##### Exercise material #####

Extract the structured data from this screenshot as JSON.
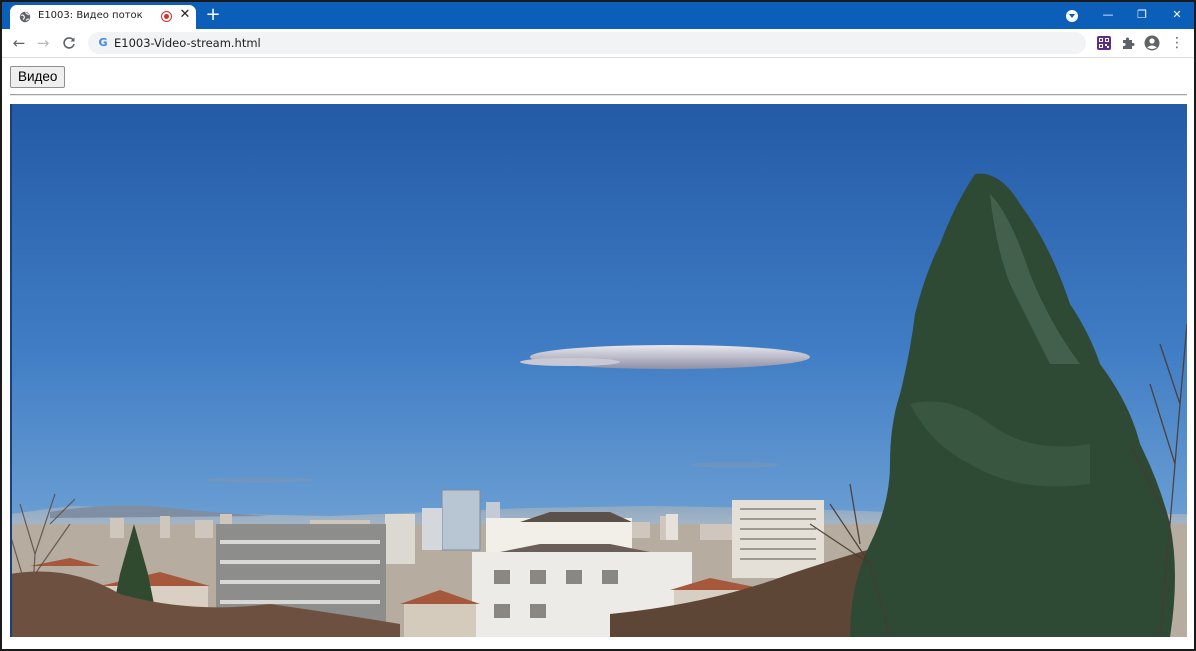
{
  "browser": {
    "tab_title": "E1003: Видео поток",
    "tab_favicon": "globe-icon",
    "new_tab_label": "+",
    "url": "E1003-Video-stream.html",
    "window_controls": {
      "minimize": "—",
      "maximize": "❐",
      "close": "✕"
    }
  },
  "toolbar": {
    "back": "←",
    "forward": "→",
    "reload": "C",
    "menu": "⋮",
    "extensions": [
      "qr-code-icon",
      "puzzle-icon",
      "account-icon"
    ]
  },
  "page": {
    "video_button_label": "Видео",
    "video_frame": "city skyline with trees under blue sky"
  },
  "colors": {
    "titlebar": "#0b5fb8",
    "record_indicator": "#d93025"
  }
}
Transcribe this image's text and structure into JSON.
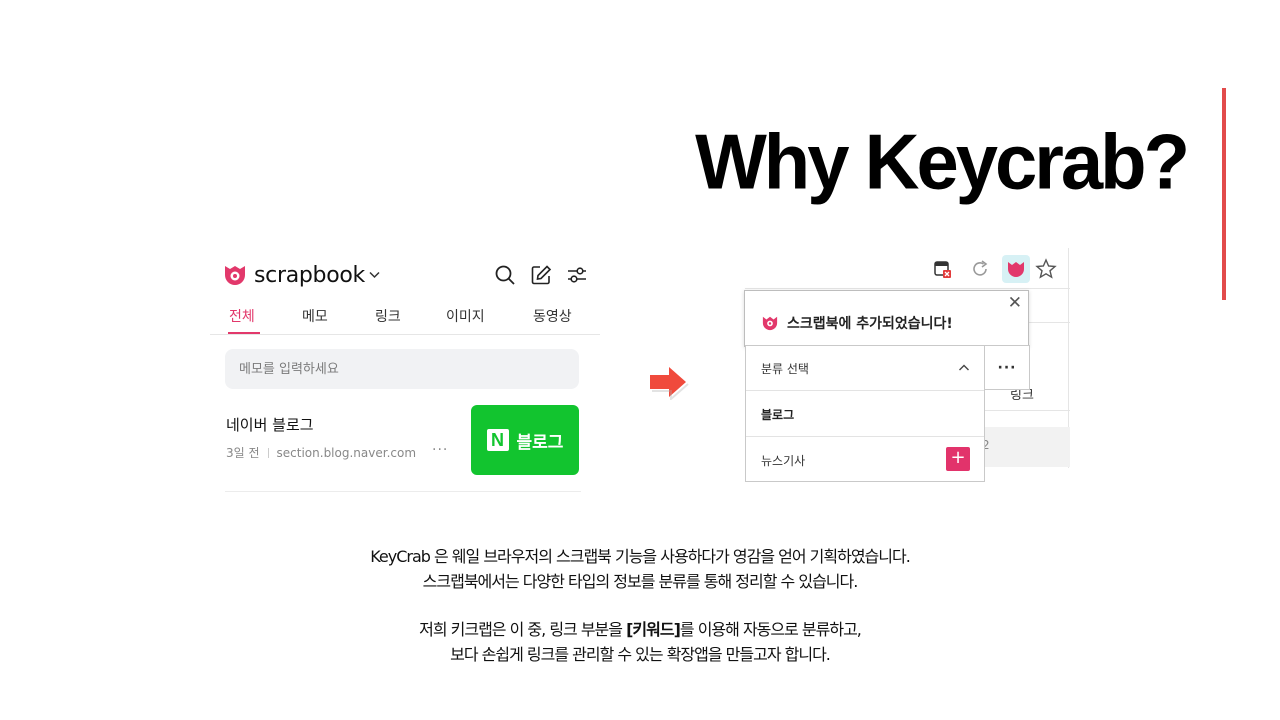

#####

> [The exercise]: Set the data above down again exactly as given, with no pictures.

> [Exercise output]:
Extract the structured data from this screenshot as JSON.
{
  "browser": {
    "tab_title": "E1003: Видео поток",
    "tab_favicon": "globe-icon",
    "new_tab_label": "+",
    "url": "E1003-Video-stream.html",
    "window_controls": {
      "minimize": "—",
      "maximize": "❐",
      "close": "✕"
    }
  },
  "toolbar": {
    "back": "←",
    "forward": "→",
    "reload": "C",
    "menu": "⋮",
    "extensions": [
      "qr-code-icon",
      "puzzle-icon",
      "account-icon"
    ]
  },
  "page": {
    "video_button_label": "Видео",
    "video_frame": "city skyline with trees under blue sky"
  },
  "colors": {
    "titlebar": "#0b5fb8",
    "record_indicator": "#d93025"
  }
}
Transcribe this image's text and structure into JSON.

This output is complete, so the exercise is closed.